Emit the entire listing verbatim.

Source data
--------------------------------------------------
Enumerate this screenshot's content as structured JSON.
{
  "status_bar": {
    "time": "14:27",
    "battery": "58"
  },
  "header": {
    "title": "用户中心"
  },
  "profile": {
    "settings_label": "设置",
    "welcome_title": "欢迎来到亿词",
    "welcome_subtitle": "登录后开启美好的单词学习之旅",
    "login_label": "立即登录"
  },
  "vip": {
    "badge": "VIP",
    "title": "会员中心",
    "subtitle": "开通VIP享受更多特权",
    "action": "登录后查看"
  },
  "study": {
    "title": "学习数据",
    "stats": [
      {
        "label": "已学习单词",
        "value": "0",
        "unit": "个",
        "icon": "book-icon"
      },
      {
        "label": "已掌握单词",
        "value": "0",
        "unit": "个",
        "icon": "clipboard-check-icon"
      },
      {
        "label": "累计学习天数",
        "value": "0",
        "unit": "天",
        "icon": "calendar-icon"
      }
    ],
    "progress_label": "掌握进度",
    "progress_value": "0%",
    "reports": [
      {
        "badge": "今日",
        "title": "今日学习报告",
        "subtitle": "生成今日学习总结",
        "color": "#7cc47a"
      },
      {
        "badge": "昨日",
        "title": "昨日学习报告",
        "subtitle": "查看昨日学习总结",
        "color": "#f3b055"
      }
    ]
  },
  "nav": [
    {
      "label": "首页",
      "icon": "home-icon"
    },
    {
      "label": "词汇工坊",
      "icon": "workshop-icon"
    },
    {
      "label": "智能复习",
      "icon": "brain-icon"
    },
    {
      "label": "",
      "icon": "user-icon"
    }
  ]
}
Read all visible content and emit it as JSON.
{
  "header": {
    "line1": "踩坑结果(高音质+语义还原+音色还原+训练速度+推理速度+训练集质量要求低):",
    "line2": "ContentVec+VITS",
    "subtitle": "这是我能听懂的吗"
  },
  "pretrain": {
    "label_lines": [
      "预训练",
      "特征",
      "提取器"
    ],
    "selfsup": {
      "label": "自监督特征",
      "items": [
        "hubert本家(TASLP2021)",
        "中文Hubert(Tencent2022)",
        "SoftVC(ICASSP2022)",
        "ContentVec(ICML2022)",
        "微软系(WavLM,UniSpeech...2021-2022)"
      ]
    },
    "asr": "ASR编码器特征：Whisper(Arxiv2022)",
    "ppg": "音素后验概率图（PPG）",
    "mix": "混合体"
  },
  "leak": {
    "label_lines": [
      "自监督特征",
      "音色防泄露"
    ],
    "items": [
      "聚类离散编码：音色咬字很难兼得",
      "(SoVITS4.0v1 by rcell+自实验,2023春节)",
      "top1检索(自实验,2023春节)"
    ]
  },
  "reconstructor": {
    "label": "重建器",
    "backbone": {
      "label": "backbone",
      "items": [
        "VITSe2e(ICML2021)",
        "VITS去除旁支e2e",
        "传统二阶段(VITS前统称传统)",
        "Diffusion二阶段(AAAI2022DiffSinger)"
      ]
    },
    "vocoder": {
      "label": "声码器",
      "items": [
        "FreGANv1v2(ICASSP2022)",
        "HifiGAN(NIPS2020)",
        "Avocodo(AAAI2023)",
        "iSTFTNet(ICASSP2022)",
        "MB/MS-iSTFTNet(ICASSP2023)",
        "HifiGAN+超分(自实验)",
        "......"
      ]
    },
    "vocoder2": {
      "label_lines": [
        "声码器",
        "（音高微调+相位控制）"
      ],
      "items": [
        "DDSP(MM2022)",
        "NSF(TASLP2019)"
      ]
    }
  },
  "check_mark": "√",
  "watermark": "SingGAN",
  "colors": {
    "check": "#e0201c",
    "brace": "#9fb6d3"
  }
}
--------------------------------------------------
_Response to this task_.
Enumerate this screenshot's content as structured JSON.
{
  "status_bar": {
    "time": "14:27",
    "battery": "58"
  },
  "header": {
    "title": "用户中心"
  },
  "profile": {
    "settings_label": "设置",
    "welcome_title": "欢迎来到亿词",
    "welcome_subtitle": "登录后开启美好的单词学习之旅",
    "login_label": "立即登录"
  },
  "vip": {
    "badge": "VIP",
    "title": "会员中心",
    "subtitle": "开通VIP享受更多特权",
    "action": "登录后查看"
  },
  "study": {
    "title": "学习数据",
    "stats": [
      {
        "label": "已学习单词",
        "value": "0",
        "unit": "个",
        "icon": "book-icon"
      },
      {
        "label": "已掌握单词",
        "value": "0",
        "unit": "个",
        "icon": "clipboard-check-icon"
      },
      {
        "label": "累计学习天数",
        "value": "0",
        "unit": "天",
        "icon": "calendar-icon"
      }
    ],
    "progress_label": "掌握进度",
    "progress_value": "0%",
    "reports": [
      {
        "badge": "今日",
        "title": "今日学习报告",
        "subtitle": "生成今日学习总结",
        "color": "#7cc47a"
      },
      {
        "badge": "昨日",
        "title": "昨日学习报告",
        "subtitle": "查看昨日学习总结",
        "color": "#f3b055"
      }
    ]
  },
  "nav": [
    {
      "label": "首页",
      "icon": "home-icon"
    },
    {
      "label": "词汇工坊",
      "icon": "workshop-icon"
    },
    {
      "label": "智能复习",
      "icon": "brain-icon"
    },
    {
      "label": "",
      "icon": "user-icon"
    }
  ]
}
Read all visible content and emit it as JSON.
{
  "header": {
    "line1": "踩坑结果(高音质+语义还原+音色还原+训练速度+推理速度+训练集质量要求低):",
    "line2": "ContentVec+VITS",
    "subtitle": "这是我能听懂的吗"
  },
  "pretrain": {
    "label_lines": [
      "预训练",
      "特征",
      "提取器"
    ],
    "selfsup": {
      "label": "自监督特征",
      "items": [
        "hubert本家(TASLP2021)",
        "中文Hubert(Tencent2022)",
        "SoftVC(ICASSP2022)",
        "ContentVec(ICML2022)",
        "微软系(WavLM,UniSpeech...2021-2022)"
      ]
    },
    "asr": "ASR编码器特征：Whisper(Arxiv2022)",
    "ppg": "音素后验概率图（PPG）",
    "mix": "混合体"
  },
  "leak": {
    "label_lines": [
      "自监督特征",
      "音色防泄露"
    ],
    "items": [
      "聚类离散编码：音色咬字很难兼得",
      "(SoVITS4.0v1 by rcell+自实验,2023春节)",
      "top1检索(自实验,2023春节)"
    ]
  },
  "reconstructor": {
    "label": "重建器",
    "backbone": {
      "label": "backbone",
      "items": [
        "VITSe2e(ICML2021)",
        "VITS去除旁支e2e",
        "传统二阶段(VITS前统称传统)",
        "Diffusion二阶段(AAAI2022DiffSinger)"
      ]
    },
    "vocoder": {
      "label": "声码器",
      "items": [
        "FreGANv1v2(ICASSP2022)",
        "HifiGAN(NIPS2020)",
        "Avocodo(AAAI2023)",
        "iSTFTNet(ICASSP2022)",
        "MB/MS-iSTFTNet(ICASSP2023)",
        "HifiGAN+超分(自实验)",
        "......"
      ]
    },
    "vocoder2": {
      "label_lines": [
        "声码器",
        "（音高微调+相位控制）"
      ],
      "items": [
        "DDSP(MM2022)",
        "NSF(TASLP2019)"
      ]
    }
  },
  "check_mark": "√",
  "watermark": "SingGAN",
  "colors": {
    "check": "#e0201c",
    "brace": "#9fb6d3"
  }
}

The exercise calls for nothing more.